> Aim
Copy each line below that contains "certificación".

══════════════════════════════

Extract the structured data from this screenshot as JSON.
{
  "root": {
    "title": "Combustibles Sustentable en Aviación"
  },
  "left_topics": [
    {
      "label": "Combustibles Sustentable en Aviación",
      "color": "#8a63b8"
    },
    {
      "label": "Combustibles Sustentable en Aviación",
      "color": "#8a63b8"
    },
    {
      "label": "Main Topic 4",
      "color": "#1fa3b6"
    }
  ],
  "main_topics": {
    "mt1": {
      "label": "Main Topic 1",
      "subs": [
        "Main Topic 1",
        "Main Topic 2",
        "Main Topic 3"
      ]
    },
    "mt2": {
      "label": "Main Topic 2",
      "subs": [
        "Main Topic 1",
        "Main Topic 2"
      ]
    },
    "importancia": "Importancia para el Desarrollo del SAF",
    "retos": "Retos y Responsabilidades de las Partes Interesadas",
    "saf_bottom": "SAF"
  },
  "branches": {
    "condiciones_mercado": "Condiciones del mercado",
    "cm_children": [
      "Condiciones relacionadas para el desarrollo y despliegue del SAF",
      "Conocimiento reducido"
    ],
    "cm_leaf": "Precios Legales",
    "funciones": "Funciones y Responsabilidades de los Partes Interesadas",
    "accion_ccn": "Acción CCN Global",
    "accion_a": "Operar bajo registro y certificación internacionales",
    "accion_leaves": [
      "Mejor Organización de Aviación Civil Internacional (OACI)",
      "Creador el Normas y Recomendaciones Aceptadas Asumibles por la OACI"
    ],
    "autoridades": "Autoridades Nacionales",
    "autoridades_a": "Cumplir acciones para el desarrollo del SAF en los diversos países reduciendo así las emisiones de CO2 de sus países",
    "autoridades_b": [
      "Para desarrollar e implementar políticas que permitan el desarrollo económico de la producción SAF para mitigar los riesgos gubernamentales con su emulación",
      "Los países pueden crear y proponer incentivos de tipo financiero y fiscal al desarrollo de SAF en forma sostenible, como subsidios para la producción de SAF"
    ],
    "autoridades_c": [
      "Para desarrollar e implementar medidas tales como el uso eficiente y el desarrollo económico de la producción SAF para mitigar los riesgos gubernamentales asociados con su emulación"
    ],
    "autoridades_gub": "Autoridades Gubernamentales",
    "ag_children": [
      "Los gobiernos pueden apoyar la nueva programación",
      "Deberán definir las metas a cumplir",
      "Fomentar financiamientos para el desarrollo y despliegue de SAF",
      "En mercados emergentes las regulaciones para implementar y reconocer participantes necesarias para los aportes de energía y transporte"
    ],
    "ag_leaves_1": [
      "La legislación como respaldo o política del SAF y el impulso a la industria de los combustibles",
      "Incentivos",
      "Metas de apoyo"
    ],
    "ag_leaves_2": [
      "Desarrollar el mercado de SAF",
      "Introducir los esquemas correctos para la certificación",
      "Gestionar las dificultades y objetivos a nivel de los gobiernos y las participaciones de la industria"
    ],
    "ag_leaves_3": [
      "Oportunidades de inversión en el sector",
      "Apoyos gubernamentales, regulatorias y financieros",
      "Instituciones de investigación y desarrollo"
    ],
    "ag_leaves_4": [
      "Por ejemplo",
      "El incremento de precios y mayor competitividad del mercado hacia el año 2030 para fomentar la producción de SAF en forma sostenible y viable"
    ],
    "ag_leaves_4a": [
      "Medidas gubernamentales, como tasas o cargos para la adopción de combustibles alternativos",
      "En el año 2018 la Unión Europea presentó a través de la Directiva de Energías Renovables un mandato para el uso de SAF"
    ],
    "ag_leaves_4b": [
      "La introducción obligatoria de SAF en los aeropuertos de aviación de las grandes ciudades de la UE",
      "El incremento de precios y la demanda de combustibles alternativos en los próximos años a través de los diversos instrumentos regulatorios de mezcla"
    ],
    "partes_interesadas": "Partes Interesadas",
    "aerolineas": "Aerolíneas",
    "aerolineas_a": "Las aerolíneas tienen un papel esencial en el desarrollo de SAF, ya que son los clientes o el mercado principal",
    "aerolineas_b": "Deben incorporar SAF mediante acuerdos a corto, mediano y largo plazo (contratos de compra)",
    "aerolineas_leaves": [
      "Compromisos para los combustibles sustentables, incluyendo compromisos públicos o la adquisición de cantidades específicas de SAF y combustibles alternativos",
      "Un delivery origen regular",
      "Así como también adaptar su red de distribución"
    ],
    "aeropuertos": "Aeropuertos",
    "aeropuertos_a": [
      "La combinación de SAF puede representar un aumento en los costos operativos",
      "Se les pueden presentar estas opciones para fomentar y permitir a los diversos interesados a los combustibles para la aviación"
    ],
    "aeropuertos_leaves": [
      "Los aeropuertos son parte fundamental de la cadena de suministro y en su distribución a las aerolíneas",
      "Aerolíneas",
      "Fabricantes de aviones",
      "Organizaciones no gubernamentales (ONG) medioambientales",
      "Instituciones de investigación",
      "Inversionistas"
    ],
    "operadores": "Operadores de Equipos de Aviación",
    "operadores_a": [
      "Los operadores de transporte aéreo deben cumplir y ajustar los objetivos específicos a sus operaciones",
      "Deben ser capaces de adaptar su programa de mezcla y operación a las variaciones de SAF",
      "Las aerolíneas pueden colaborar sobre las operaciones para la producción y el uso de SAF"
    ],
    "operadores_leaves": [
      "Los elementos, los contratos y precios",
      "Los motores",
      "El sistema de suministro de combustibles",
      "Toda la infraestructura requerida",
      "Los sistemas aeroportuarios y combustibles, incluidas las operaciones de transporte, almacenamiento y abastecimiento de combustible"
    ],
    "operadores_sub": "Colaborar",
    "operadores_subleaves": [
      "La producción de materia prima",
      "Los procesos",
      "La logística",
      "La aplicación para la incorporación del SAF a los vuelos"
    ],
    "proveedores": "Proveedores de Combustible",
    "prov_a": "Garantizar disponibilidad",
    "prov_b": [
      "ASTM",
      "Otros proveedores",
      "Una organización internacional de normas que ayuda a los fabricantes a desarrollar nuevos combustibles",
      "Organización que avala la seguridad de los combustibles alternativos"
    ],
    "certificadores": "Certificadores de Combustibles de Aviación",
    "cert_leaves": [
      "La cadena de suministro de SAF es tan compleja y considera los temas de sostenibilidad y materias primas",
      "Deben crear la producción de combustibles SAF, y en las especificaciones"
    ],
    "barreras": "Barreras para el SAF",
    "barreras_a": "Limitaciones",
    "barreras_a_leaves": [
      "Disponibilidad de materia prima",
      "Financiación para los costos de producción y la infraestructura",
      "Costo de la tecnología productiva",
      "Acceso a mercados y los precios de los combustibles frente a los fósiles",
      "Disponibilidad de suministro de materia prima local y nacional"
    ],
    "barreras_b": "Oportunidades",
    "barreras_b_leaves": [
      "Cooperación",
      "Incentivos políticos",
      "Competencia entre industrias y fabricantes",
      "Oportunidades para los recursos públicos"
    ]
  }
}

══════════════════════════════

> Correct result
    "accion_a": "Operar bajo registro y certificación internacionales",
      "Introducir los esquemas correctos para la certificación",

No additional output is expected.